#### DOCUMENT SECTION:
[llvm-dev] RFC: LLVM Assembly format for ThinLTO Summary

Thu May 3 15:54:48 PDT 2018

Re-sending with trimmed quotation.

On Thu, May 3, 2018 at 3:52 PM, Peter Collingbourne <peter at pcc.me.uk> wrote:

>
>
> On Thu, May 3, 2018 at 3:29 PM, David Blaikie <dblaikie at gmail.com> wrote:
>
>>
>>
>> On Thu, May 3, 2018 at 3:08 PM Peter Collingbourne via llvm-dev <
>> llvm-dev at lists.llvm.org> wrote:
>>
>>> On Thu, May 3, 2018 at 2:44 PM, Mehdi AMINI <joker.eph at gmail.com> wrote:
>>>
>>>>
>>>>
>>>> Le mar. 1 mai 2018 à 16:50, Teresa Johnson <tejohnson at google.com> a
>>>> écrit :
>>>>
>>>>> Hi Mehdi, thanks for the comments, responses and a tweaked proposal
>>>>> below. Teresa
>>>>>
>>>>> On Tue, May 1, 2018 at 11:37 AM, Mehdi AMINI <joker.eph at gmail.com>
>>>>> wrote:
>>>>>
>>>>>> Hi,
>>>>>>
>>>>>> My main concern is this one:
>>>>>>
>>>>>> > Currently, I am emitting the summary entries at the end, after the
>>>>>> metadata nodes. Note that the ModuleSummaryIndex is not currently
>>>>>> referenced from the Module, and isn’t currently created when parsing the
>>>>>> Module IR bitcode (there is a separate derived class for reading the
>>>>>> ModuleSummaryIndex from bitcode). This is because they are not currently
>>>>>> used at the same time. However, in the future there is no reason why we
>>>>>> couldn’t tag the global values in the Module’s LLVM assembly with the
>>>>>> corresponding summary entry if the ModuleSummaryIndex is available when
>>>>>> printing the Module in the assembly writer. I.e. we could do the following
>>>>>> for “main” from the above example when printing the IR definition (note the
>>>>>> “^3” at the end):
>>>>>>
>>>>>>
>>>>>> I believe the reason that the ModuleSummaryIndex is not attached to
>>>>>> the Module is that it is fundamentally not a piece of IR, but it is
>>>>>> conceptually really an Analysis result.

#### DATA SUPPLIED:
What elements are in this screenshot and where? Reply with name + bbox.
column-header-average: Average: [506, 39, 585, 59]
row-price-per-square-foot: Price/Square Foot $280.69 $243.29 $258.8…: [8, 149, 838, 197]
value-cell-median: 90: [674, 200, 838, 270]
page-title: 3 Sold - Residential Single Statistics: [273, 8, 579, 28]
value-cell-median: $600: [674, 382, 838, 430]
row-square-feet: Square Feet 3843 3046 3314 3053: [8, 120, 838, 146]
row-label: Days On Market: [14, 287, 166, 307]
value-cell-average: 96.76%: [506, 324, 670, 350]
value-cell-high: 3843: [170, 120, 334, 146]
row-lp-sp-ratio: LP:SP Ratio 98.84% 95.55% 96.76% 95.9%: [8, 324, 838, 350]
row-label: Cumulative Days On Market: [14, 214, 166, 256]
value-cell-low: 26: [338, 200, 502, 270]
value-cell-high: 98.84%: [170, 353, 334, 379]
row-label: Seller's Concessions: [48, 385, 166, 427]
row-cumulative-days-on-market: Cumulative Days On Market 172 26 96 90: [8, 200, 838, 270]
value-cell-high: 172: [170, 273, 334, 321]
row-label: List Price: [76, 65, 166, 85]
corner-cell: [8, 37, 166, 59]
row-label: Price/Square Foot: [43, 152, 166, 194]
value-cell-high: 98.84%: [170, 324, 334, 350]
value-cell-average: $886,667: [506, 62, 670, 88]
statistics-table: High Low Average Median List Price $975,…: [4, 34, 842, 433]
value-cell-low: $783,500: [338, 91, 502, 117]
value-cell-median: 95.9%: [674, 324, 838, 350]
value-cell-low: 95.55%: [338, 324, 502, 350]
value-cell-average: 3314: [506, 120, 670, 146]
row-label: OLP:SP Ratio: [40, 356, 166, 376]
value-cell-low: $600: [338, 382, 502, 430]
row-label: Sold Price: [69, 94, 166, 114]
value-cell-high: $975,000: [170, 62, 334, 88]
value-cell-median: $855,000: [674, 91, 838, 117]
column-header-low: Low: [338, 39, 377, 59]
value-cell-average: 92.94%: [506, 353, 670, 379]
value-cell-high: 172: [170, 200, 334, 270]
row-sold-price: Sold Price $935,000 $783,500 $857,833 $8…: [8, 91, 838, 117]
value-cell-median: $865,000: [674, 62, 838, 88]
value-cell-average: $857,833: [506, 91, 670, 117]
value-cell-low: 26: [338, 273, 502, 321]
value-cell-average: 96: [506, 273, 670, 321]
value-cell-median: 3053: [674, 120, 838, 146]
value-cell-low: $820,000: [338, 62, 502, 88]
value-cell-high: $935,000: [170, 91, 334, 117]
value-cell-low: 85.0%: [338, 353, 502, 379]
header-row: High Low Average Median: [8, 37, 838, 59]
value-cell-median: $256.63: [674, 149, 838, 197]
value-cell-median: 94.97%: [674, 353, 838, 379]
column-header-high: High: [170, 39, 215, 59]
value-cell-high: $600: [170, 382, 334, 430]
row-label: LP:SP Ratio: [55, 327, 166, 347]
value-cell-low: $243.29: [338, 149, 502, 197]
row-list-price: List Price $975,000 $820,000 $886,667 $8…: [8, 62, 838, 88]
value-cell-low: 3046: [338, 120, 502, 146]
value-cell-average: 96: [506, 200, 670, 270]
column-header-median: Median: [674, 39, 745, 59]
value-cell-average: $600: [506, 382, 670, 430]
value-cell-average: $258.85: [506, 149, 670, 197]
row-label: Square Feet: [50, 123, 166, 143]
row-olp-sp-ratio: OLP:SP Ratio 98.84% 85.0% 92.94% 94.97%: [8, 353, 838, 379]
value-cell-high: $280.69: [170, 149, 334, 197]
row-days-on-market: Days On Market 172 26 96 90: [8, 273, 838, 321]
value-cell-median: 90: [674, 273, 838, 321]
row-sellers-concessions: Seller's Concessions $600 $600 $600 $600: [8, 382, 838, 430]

#### SET EXERCISE:
In the ThinLTO summary thread, what does Mehdi AMINI believe the ModuleSummaryIndex conceptually is? The entries are not needed for what follows.

#### ANSWER TO THE PROBLEM:
It is conceptually an Analysis result rather than a piece of IR.